WHAT TO PRODUCE: Return each line containing the string "railway".

RECORDS FOR THE TASK:
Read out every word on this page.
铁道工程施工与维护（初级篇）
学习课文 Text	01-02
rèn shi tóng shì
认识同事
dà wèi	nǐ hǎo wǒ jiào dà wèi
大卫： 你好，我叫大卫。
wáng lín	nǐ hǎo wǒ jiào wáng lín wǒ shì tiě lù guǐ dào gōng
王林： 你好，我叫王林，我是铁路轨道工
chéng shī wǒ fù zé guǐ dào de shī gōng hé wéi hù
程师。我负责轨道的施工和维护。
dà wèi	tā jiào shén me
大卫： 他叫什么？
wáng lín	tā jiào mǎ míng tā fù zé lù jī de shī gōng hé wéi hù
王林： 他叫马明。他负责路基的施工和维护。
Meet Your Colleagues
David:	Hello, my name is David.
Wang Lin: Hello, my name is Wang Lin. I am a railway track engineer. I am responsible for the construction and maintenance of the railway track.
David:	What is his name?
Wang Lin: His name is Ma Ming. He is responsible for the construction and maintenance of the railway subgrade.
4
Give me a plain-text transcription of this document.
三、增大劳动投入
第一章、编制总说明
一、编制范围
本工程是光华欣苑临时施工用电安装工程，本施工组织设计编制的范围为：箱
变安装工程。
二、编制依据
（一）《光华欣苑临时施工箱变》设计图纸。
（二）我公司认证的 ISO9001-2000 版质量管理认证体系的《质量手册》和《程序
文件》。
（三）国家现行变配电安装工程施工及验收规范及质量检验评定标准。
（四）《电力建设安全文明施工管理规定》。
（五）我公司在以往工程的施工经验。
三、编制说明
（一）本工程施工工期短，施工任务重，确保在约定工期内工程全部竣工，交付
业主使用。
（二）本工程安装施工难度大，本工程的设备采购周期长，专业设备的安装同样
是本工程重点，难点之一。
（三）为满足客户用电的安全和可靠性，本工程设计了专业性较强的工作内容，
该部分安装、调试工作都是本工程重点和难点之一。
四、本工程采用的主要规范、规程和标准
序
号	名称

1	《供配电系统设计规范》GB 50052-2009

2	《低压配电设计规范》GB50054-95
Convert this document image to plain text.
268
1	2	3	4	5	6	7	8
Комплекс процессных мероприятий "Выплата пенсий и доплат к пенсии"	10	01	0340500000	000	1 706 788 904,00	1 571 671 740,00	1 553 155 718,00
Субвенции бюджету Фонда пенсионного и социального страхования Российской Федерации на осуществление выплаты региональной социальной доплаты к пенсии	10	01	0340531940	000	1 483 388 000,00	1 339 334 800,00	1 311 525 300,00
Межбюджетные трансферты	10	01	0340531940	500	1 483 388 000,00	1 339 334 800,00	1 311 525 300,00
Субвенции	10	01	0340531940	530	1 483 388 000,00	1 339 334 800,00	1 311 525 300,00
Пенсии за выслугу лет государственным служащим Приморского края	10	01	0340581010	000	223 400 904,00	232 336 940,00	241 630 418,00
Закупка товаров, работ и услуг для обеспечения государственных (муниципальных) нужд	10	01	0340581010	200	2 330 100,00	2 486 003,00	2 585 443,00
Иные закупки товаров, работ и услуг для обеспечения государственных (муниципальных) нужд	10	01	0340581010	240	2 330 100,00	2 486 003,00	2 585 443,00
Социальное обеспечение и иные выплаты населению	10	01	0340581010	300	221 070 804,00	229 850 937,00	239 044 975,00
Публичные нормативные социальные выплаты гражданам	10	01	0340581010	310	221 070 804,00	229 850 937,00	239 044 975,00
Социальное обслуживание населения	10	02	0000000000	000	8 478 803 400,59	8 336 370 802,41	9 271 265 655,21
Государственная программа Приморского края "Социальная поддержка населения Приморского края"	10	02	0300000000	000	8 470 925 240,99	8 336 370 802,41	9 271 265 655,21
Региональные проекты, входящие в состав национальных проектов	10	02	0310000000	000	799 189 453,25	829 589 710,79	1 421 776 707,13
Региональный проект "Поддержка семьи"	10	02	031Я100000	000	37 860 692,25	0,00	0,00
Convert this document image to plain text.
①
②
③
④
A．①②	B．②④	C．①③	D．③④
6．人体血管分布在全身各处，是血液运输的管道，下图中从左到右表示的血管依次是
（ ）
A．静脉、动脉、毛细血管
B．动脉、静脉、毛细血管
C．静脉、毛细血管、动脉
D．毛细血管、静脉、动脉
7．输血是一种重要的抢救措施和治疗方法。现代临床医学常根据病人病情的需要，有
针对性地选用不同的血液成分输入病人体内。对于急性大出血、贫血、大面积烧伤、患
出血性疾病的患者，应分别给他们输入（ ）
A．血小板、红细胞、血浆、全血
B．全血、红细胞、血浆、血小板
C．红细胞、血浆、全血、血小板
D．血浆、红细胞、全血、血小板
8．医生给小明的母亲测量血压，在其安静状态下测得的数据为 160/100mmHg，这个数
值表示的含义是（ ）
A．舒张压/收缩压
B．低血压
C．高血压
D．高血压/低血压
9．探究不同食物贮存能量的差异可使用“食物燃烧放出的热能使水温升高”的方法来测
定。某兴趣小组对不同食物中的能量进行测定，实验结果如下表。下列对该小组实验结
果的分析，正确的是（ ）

RESULT OF THIS TASK:
Wang Lin: Hello, my name is Wang Lin. I am a railway track engineer. I am responsible for the construction and maintenance of the railway track.
Wang Lin: His name is Ma Ming. He is responsible for the construction and maintenance of the railway subgrade.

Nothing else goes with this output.